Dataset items
======

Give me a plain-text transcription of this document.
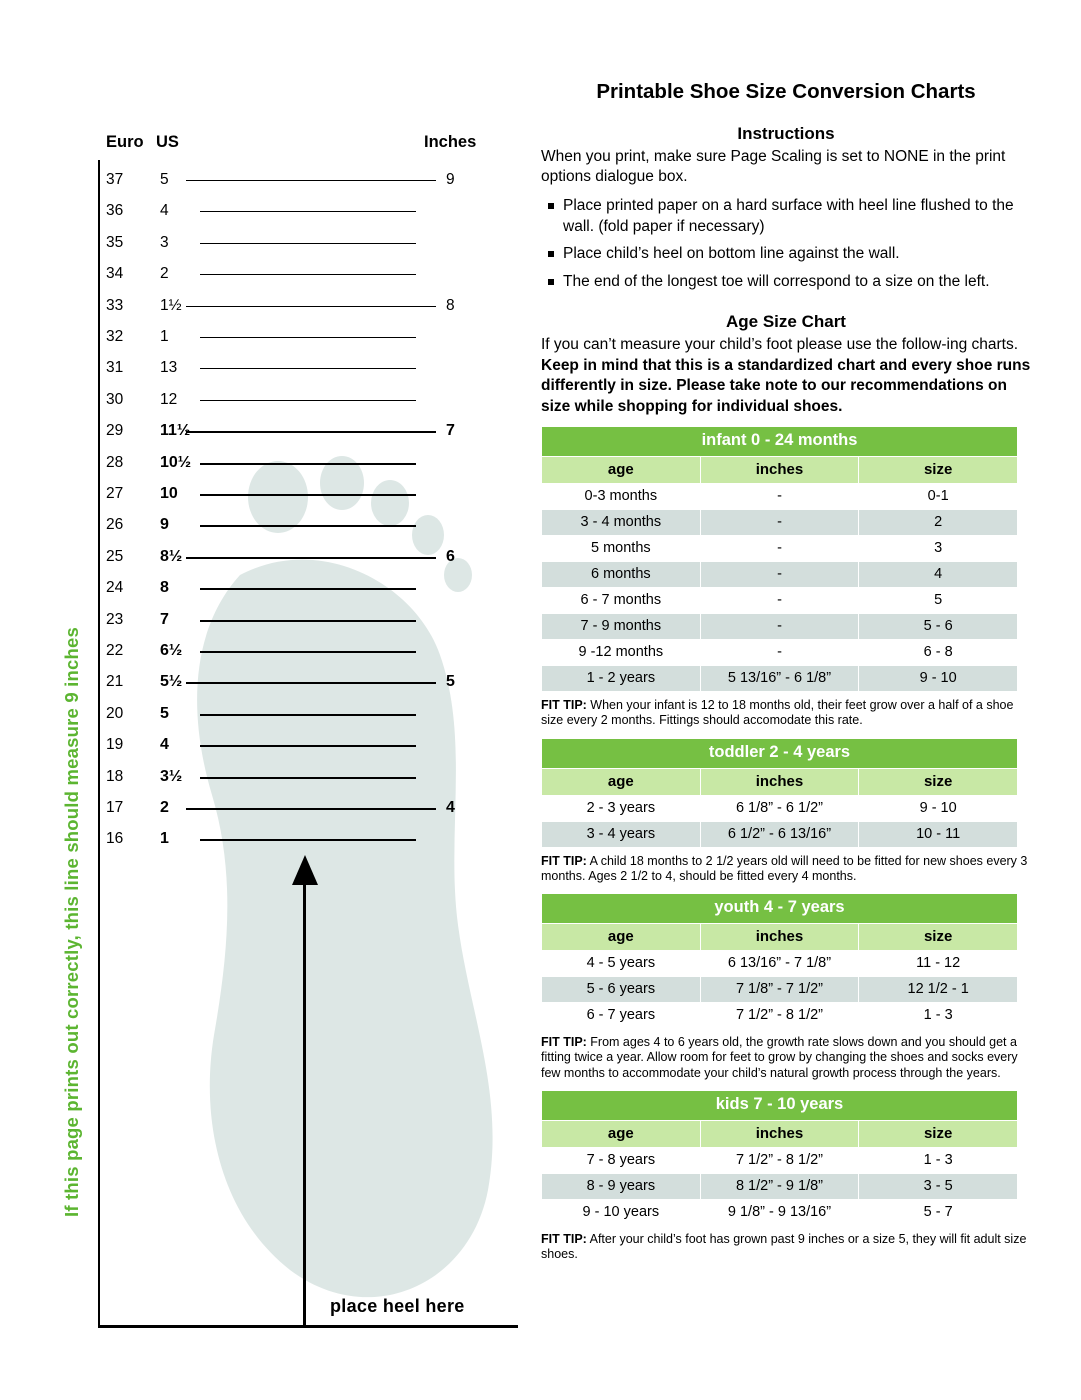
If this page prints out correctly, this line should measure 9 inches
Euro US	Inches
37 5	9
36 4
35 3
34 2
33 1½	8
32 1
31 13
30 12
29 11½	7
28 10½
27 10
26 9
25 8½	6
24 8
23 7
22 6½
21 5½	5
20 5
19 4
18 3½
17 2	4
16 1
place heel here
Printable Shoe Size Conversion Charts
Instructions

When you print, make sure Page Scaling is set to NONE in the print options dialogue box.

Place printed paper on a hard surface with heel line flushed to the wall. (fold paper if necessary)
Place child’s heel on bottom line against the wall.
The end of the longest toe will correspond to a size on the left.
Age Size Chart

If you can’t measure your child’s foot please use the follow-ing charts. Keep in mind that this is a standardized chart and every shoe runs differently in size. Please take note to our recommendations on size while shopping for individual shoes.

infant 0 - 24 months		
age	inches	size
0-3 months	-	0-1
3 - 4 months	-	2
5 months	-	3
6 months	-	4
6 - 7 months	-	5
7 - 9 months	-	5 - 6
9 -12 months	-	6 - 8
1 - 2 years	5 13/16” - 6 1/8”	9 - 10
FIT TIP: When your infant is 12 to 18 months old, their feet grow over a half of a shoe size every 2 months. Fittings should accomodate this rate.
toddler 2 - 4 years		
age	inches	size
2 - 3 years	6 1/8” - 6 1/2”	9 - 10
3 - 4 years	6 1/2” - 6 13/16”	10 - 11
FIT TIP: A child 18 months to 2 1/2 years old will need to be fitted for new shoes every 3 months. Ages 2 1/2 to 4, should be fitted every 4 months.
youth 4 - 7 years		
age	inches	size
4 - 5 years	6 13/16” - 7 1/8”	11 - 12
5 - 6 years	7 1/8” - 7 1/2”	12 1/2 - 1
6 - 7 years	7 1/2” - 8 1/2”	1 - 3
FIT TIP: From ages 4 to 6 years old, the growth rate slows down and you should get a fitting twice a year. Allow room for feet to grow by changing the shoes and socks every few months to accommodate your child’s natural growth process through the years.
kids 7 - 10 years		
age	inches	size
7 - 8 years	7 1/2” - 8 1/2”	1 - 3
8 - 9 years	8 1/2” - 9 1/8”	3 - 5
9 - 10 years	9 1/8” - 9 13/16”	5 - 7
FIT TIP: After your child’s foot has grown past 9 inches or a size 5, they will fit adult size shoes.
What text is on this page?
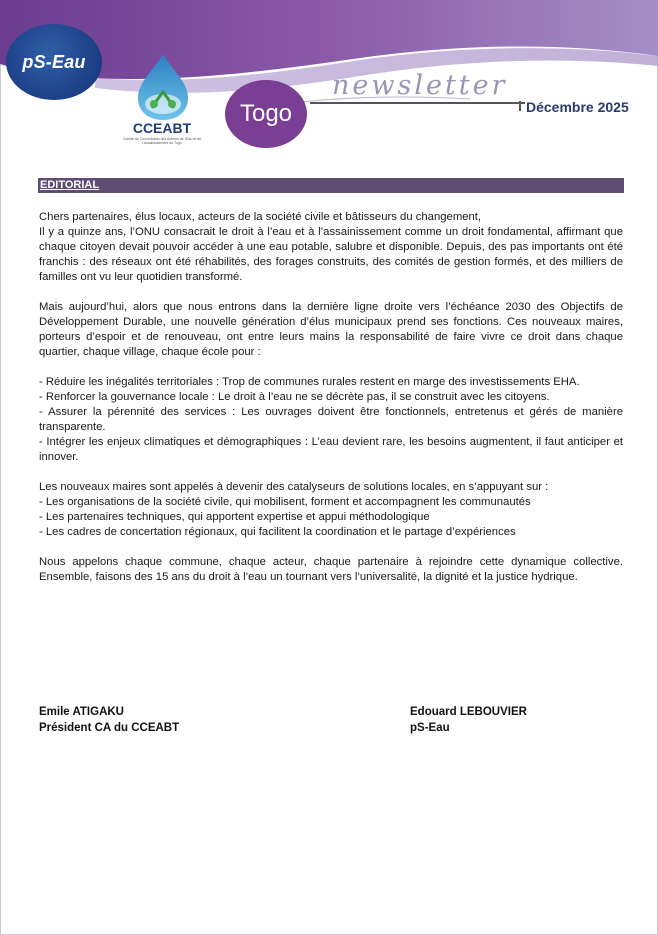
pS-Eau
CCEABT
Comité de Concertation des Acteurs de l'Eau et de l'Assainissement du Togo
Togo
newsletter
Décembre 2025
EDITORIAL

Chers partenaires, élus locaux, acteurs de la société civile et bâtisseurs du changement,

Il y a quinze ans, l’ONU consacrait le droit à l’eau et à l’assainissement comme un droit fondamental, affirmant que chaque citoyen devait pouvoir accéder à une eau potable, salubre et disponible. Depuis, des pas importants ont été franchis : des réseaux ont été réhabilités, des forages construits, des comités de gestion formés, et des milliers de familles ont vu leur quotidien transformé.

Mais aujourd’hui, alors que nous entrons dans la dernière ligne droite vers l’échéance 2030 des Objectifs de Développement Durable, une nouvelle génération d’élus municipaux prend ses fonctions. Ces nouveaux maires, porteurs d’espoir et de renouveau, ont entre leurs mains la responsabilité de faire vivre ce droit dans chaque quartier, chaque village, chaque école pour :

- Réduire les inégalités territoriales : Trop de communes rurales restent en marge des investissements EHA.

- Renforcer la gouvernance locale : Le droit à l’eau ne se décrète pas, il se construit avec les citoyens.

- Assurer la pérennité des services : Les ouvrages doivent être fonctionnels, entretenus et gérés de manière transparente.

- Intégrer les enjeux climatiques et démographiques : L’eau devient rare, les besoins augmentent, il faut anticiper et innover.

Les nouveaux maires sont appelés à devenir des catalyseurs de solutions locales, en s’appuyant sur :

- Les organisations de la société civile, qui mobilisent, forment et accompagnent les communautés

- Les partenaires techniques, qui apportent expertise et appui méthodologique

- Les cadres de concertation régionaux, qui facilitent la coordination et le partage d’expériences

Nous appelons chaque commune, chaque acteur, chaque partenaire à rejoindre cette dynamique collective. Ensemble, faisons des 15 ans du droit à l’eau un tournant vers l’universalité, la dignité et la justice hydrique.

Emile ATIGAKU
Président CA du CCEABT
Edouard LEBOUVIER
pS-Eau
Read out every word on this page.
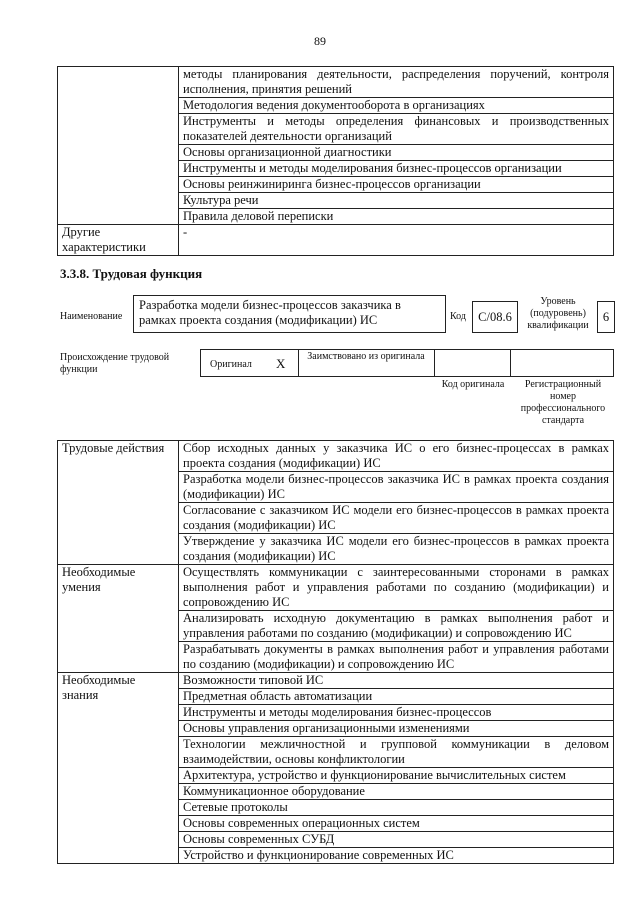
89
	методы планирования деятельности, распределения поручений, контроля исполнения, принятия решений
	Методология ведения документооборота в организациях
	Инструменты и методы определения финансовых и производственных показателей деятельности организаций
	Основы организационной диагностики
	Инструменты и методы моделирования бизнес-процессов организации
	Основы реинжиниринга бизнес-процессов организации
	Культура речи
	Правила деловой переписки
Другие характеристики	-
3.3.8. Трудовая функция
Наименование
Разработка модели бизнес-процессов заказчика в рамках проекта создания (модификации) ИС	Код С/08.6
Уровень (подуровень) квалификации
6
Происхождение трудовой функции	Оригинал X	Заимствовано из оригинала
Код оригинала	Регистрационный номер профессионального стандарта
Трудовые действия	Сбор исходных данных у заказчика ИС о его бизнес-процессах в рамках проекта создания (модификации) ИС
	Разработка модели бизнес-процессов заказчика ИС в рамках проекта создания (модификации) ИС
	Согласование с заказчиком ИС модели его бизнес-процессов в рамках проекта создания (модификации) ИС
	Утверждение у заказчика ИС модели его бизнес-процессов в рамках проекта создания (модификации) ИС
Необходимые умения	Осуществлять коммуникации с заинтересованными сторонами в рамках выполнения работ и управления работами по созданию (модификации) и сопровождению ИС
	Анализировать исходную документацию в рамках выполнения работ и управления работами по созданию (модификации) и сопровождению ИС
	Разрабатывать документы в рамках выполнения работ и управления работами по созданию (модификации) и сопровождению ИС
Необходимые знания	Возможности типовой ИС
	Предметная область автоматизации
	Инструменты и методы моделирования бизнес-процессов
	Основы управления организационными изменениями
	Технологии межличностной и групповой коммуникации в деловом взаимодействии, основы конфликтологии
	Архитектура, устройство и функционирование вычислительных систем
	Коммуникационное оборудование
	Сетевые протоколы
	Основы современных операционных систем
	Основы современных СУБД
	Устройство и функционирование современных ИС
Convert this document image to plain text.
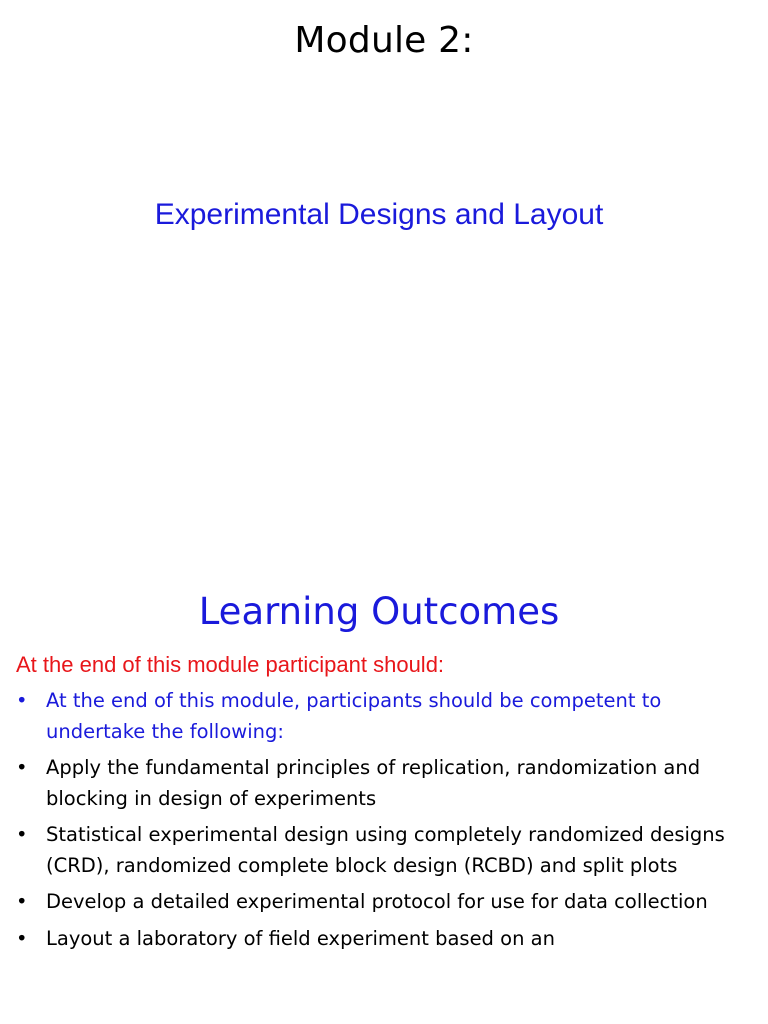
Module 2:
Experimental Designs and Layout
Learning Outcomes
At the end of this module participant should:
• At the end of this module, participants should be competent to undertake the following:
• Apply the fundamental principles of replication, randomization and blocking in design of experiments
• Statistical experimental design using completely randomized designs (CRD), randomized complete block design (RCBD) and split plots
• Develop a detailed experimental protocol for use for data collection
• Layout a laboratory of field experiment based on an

======

In the entries above, identify each line that includes the string "Togo", then copy it.

Comité de Concertation des Acteurs de l'Eau et de l'Assainissement du Togo
Togo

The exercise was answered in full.